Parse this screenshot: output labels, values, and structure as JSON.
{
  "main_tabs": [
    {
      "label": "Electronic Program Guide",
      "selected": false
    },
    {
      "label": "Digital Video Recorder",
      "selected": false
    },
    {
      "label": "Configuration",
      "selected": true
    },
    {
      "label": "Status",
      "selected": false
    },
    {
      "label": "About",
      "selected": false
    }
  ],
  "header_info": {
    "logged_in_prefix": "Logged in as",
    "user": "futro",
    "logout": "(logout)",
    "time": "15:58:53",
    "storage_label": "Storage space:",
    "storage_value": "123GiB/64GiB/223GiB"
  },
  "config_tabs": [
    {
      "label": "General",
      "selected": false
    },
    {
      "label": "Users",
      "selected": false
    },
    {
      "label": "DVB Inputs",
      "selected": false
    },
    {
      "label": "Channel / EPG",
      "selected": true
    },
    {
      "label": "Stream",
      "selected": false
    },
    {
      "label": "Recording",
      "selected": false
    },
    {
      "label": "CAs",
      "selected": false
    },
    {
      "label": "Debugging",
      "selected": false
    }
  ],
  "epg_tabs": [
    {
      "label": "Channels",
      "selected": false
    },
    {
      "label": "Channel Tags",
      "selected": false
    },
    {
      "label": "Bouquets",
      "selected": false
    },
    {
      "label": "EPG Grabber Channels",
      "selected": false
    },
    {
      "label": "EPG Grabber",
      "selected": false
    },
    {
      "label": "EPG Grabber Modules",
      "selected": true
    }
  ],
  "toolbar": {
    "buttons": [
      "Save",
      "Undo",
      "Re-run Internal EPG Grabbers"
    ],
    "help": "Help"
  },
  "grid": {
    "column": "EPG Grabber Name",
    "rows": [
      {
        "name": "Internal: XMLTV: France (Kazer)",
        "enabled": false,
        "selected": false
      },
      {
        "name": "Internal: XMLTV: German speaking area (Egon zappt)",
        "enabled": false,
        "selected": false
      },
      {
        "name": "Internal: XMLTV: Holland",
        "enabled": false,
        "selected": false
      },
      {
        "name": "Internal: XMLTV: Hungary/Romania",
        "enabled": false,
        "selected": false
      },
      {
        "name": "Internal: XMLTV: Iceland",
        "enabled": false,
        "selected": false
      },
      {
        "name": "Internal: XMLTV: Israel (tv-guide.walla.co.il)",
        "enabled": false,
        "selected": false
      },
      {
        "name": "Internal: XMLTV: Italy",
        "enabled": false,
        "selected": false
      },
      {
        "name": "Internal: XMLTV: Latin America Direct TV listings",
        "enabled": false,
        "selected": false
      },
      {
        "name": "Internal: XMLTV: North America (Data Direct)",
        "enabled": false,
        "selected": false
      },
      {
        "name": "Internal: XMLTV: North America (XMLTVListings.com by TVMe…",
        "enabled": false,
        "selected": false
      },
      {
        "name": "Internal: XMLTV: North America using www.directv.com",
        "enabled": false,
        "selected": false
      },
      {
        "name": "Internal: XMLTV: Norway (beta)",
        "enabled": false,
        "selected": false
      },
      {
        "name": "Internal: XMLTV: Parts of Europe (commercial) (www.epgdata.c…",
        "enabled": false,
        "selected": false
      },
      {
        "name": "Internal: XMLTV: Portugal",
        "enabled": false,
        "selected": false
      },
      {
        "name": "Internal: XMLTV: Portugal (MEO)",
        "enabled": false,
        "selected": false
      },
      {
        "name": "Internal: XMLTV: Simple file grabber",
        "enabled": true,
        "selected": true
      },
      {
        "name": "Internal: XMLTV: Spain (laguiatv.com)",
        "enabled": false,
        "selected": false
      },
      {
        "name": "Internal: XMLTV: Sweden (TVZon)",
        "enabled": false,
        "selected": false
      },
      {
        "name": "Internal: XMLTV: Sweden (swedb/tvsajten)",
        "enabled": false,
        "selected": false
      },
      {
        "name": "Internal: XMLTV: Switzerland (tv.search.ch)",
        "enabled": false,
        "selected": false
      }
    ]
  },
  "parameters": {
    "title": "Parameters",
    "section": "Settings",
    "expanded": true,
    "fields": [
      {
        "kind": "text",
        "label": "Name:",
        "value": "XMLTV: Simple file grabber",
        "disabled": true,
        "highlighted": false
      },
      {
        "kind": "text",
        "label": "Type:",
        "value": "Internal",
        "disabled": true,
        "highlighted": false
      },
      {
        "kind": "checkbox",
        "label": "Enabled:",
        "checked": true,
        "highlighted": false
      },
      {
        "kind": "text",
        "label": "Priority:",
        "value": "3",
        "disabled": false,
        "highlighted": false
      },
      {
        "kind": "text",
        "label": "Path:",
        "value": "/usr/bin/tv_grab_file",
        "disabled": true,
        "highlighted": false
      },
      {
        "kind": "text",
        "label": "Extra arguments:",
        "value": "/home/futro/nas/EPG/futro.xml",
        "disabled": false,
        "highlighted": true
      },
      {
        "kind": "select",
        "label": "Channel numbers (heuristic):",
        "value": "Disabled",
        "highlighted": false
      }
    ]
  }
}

══════════

# THE EXERCISE:
Repeat the entries above exactly, leaving nothing out.

# RESPONSE TO THIS TASK:
Parse this screenshot: output labels, values, and structure as JSON.
{
  "main_tabs": [
    {
      "label": "Electronic Program Guide",
      "selected": false
    },
    {
      "label": "Digital Video Recorder",
      "selected": false
    },
    {
      "label": "Configuration",
      "selected": true
    },
    {
      "label": "Status",
      "selected": false
    },
    {
      "label": "About",
      "selected": false
    }
  ],
  "header_info": {
    "logged_in_prefix": "Logged in as",
    "user": "futro",
    "logout": "(logout)",
    "time": "15:58:53",
    "storage_label": "Storage space:",
    "storage_value": "123GiB/64GiB/223GiB"
  },
  "config_tabs": [
    {
      "label": "General",
      "selected": false
    },
    {
      "label": "Users",
      "selected": false
    },
    {
      "label": "DVB Inputs",
      "selected": false
    },
    {
      "label": "Channel / EPG",
      "selected": true
    },
    {
      "label": "Stream",
      "selected": false
    },
    {
      "label": "Recording",
      "selected": false
    },
    {
      "label": "CAs",
      "selected": false
    },
    {
      "label": "Debugging",
      "selected": false
    }
  ],
  "epg_tabs": [
    {
      "label": "Channels",
      "selected": false
    },
    {
      "label": "Channel Tags",
      "selected": false
    },
    {
      "label": "Bouquets",
      "selected": false
    },
    {
      "label": "EPG Grabber Channels",
      "selected": false
    },
    {
      "label": "EPG Grabber",
      "selected": false
    },
    {
      "label": "EPG Grabber Modules",
      "selected": true
    }
  ],
  "toolbar": {
    "buttons": [
      "Save",
      "Undo",
      "Re-run Internal EPG Grabbers"
    ],
    "help": "Help"
  },
  "grid": {
    "column": "EPG Grabber Name",
    "rows": [
      {
        "name": "Internal: XMLTV: France (Kazer)",
        "enabled": false,
        "selected": false
      },
      {
        "name": "Internal: XMLTV: German speaking area (Egon zappt)",
        "enabled": false,
        "selected": false
      },
      {
        "name": "Internal: XMLTV: Holland",
        "enabled": false,
        "selected": false
      },
      {
        "name": "Internal: XMLTV: Hungary/Romania",
        "enabled": false,
        "selected": false
      },
      {
        "name": "Internal: XMLTV: Iceland",
        "enabled": false,
        "selected": false
      },
      {
        "name": "Internal: XMLTV: Israel (tv-guide.walla.co.il)",
        "enabled": false,
        "selected": false
      },
      {
        "name": "Internal: XMLTV: Italy",
        "enabled": false,
        "selected": false
      },
      {
        "name": "Internal: XMLTV: Latin America Direct TV listings",
        "enabled": false,
        "selected": false
      },
      {
        "name": "Internal: XMLTV: North America (Data Direct)",
        "enabled": false,
        "selected": false
      },
      {
        "name": "Internal: XMLTV: North America (XMLTVListings.com by TVMe…",
        "enabled": false,
        "selected": false
      },
      {
        "name": "Internal: XMLTV: North America using www.directv.com",
        "enabled": false,
        "selected": false
      },
      {
        "name": "Internal: XMLTV: Norway (beta)",
        "enabled": false,
        "selected": false
      },
      {
        "name": "Internal: XMLTV: Parts of Europe (commercial) (www.epgdata.c…",
        "enabled": false,
        "selected": false
      },
      {
        "name": "Internal: XMLTV: Portugal",
        "enabled": false,
        "selected": false
      },
      {
        "name": "Internal: XMLTV: Portugal (MEO)",
        "enabled": false,
        "selected": false
      },
      {
        "name": "Internal: XMLTV: Simple file grabber",
        "enabled": true,
        "selected": true
      },
      {
        "name": "Internal: XMLTV: Spain (laguiatv.com)",
        "enabled": false,
        "selected": false
      },
      {
        "name": "Internal: XMLTV: Sweden (TVZon)",
        "enabled": false,
        "selected": false
      },
      {
        "name": "Internal: XMLTV: Sweden (swedb/tvsajten)",
        "enabled": false,
        "selected": false
      },
      {
        "name": "Internal: XMLTV: Switzerland (tv.search.ch)",
        "enabled": false,
        "selected": false
      }
    ]
  },
  "parameters": {
    "title": "Parameters",
    "section": "Settings",
    "expanded": true,
    "fields": [
      {
        "kind": "text",
        "label": "Name:",
        "value": "XMLTV: Simple file grabber",
        "disabled": true,
        "highlighted": false
      },
      {
        "kind": "text",
        "label": "Type:",
        "value": "Internal",
        "disabled": true,
        "highlighted": false
      },
      {
        "kind": "checkbox",
        "label": "Enabled:",
        "checked": true,
        "highlighted": false
      },
      {
        "kind": "text",
        "label": "Priority:",
        "value": "3",
        "disabled": false,
        "highlighted": false
      },
      {
        "kind": "text",
        "label": "Path:",
        "value": "/usr/bin/tv_grab_file",
        "disabled": true,
        "highlighted": false
      },
      {
        "kind": "text",
        "label": "Extra arguments:",
        "value": "/home/futro/nas/EPG/futro.xml",
        "disabled": false,
        "highlighted": true
      },
      {
        "kind": "select",
        "label": "Channel numbers (heuristic):",
        "value": "Disabled",
        "highlighted": false
      }
    ]
  }
}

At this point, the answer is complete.